··· Passage shown

18. Director''s Responsibility Statement

In terms of Section 1S4 (3) (c) of the Act, your directors, to the best of their knowledge and belief and according to the information and explanations obtained by them in the normal course of their work, state that, in all material respects:

a) In the preparation of the annual financial statements for the year under reporting, the applicable accounting standards have been followed along with proper explanation relating to material departures, if any;

b) Appropriate accounting policies have been selected, applied consistently and judgment and estimates have been made that are reasonable and prudent so as to give a true and fair view of the state of affairs of the company as at reporting date and of the profit of the company for the year ended on that date;

c) Proper and sufficient care has been taken for the maintenance of adequate accounting records in accordance with the provisions of the Act, for safeguarding the assets of the company and for preventing and detecting fraud and other irregularities;

d) The annual financial statements have been prepared on a going concern basis;

e) Proper internal financial controls were in place and the financial controls were adequate and operating effectively; and

f) Proper systems to ensure compliance with the provisions of all applicable laws were in place and were adequate and operating effectively.

······

Exercise instructions | According to the directors' responsibility statement, what has proper and sufficient care been taken for? List each purpose.

··· Material provided

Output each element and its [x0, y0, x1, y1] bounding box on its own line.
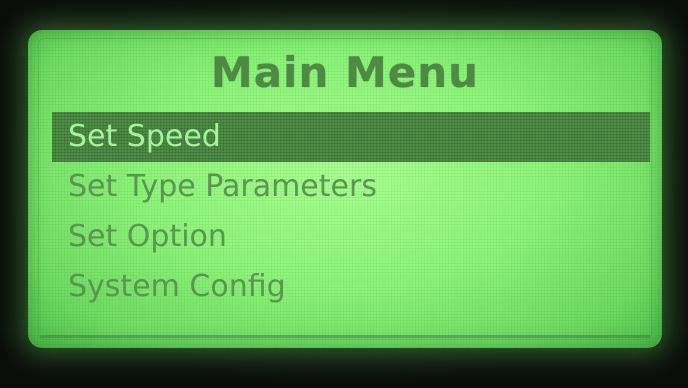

······

The answer |
- The maintenance of adequate accounting records in accordance with the provisions of the Act
- Safeguarding the assets of the company
- Preventing and detecting fraud and other irregularities